◆ **Short task**
Leave out the pictures and copy the remaining records exactly.

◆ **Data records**
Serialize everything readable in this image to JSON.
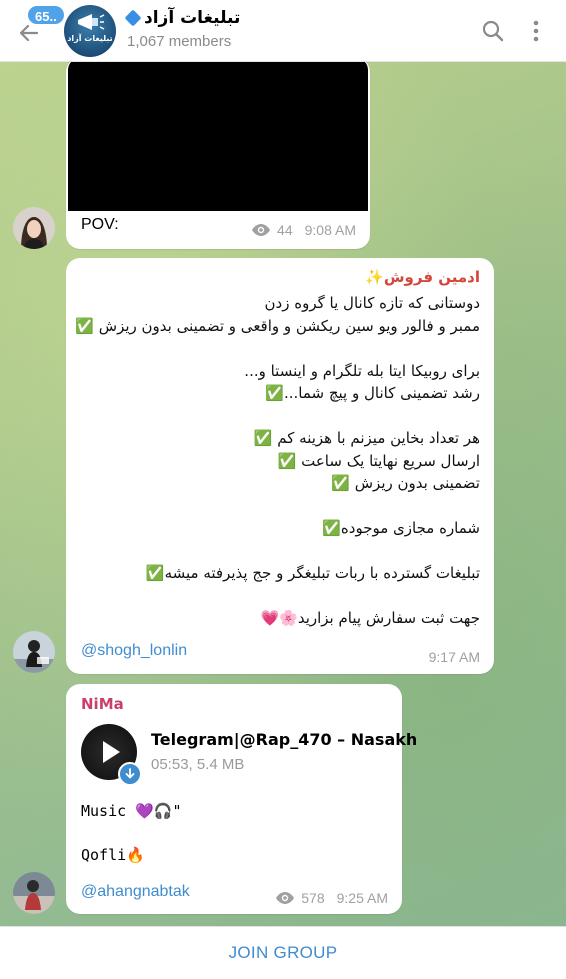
{
  "header": {
    "unread_count": "65..",
    "title": "تبلیغات آزاد",
    "members": "1,067 members",
    "avatar_text": "تبلیغات آزاد",
    "icons": [
      "back-arrow-icon",
      "verified-icon",
      "search-icon",
      "more-vertical-icon"
    ]
  },
  "messages": [
    {
      "caption": "POV:",
      "views": "44",
      "time": "9:08 AM"
    },
    {
      "sender": "ادمین فروش✨",
      "lines": [
        "دوستانی که تازه کانال یا گروه زدن",
        "ممبر و فالور ویو سین ریکشن و واقعی و تضمینی بدون ریزش ✅",
        "",
        "برای روبیکا ایتا بله تلگرام و اینستا و...",
        "رشد تضمینی کانال و پیچ شما...✅",
        "",
        "هر تعداد بخاین میزنم با هزینه کم ✅",
        "ارسال سریع نهایتا یک ساعت ✅",
        "تضمینی بدون ریزش ✅",
        "",
        "شماره مجازی موجوده✅",
        "",
        "تبلیغات گسترده با ربات تبلیغگر و جج پذیرفته میشه✅",
        "",
        "جهت ثبت سفارش پیام بزارید🌸💗"
      ],
      "username": "@shogh_lonlin",
      "time": "9:17 AM"
    },
    {
      "sender": "NiMa",
      "music_title": "Telegram|@Rap_470 – Nasakh",
      "music_info": "05:53, 5.4 MB",
      "line1": "Music 💜🎧\"",
      "line2": "Qofli🔥",
      "username": "@ahangnabtak",
      "views": "578",
      "time": "9:25 AM"
    }
  ],
  "join_label": "JOIN GROUP",
  "colors": {
    "accent": "#3f8ccf",
    "admin_name": "#d4463b",
    "nima_name": "#c9406a",
    "badge": "#50a2e9"
  }
}
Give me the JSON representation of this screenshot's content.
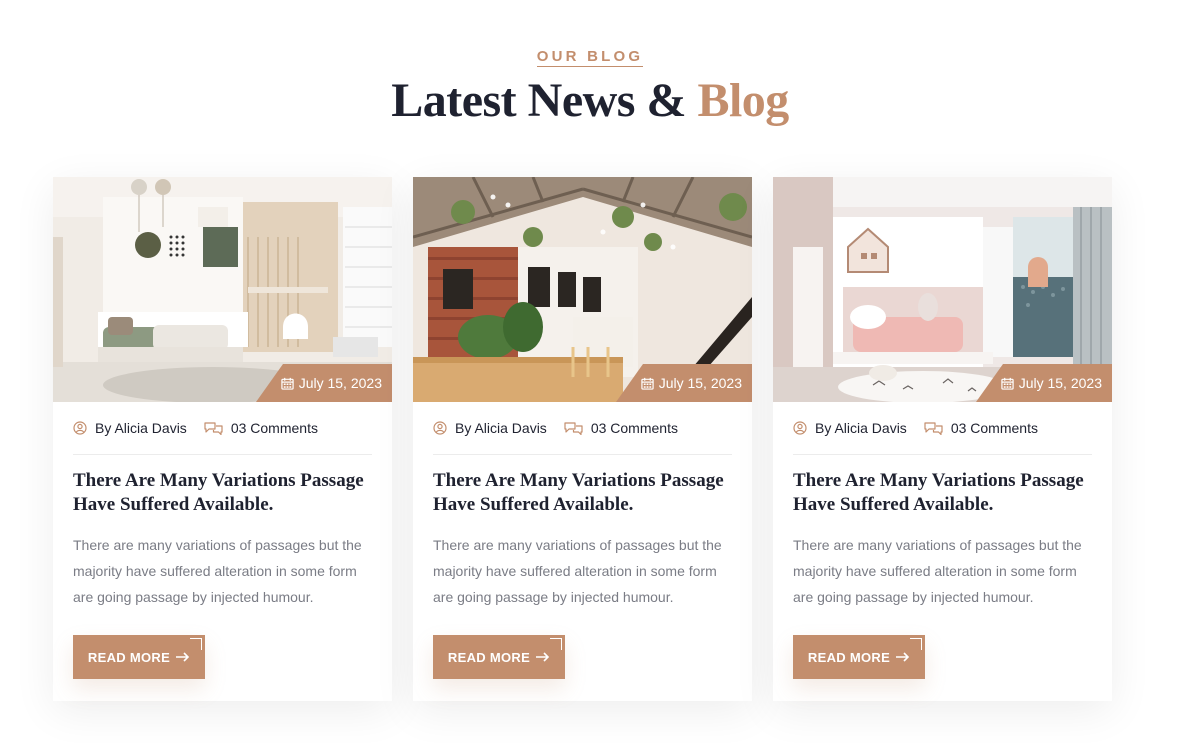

◆ **Worked solution**
Serialize everything readable in this image to JSON.
{
  "header": {
    "unread_count": "65..",
    "title": "تبلیغات آزاد",
    "members": "1,067 members",
    "avatar_text": "تبلیغات آزاد",
    "icons": [
      "back-arrow-icon",
      "verified-icon",
      "search-icon",
      "more-vertical-icon"
    ]
  },
  "messages": [
    {
      "caption": "POV:",
      "views": "44",
      "time": "9:08 AM"
    },
    {
      "sender": "ادمین فروش✨",
      "lines": [
        "دوستانی که تازه کانال یا گروه زدن",
        "ممبر و فالور ویو سین ریکشن و واقعی و تضمینی بدون ریزش ✅",
        "",
        "برای روبیکا ایتا بله تلگرام و اینستا و...",
        "رشد تضمینی کانال و پیچ شما...✅",
        "",
        "هر تعداد بخاین میزنم با هزینه کم ✅",
        "ارسال سریع نهایتا یک ساعت ✅",
        "تضمینی بدون ریزش ✅",
        "",
        "شماره مجازی موجوده✅",
        "",
        "تبلیغات گسترده با ربات تبلیغگر و جج پذیرفته میشه✅",
        "",
        "جهت ثبت سفارش پیام بزارید🌸💗"
      ],
      "username": "@shogh_lonlin",
      "time": "9:17 AM"
    },
    {
      "sender": "NiMa",
      "music_title": "Telegram|@Rap_470 – Nasakh",
      "music_info": "05:53, 5.4 MB",
      "line1": "Music 💜🎧\"",
      "line2": "Qofli🔥",
      "username": "@ahangnabtak",
      "views": "578",
      "time": "9:25 AM"
    }
  ],
  "join_label": "JOIN GROUP",
  "colors": {
    "accent": "#3f8ccf",
    "admin_name": "#d4463b",
    "nima_name": "#c9406a",
    "badge": "#50a2e9"
  }
}
Give me the JSON representation of this screenshot's content.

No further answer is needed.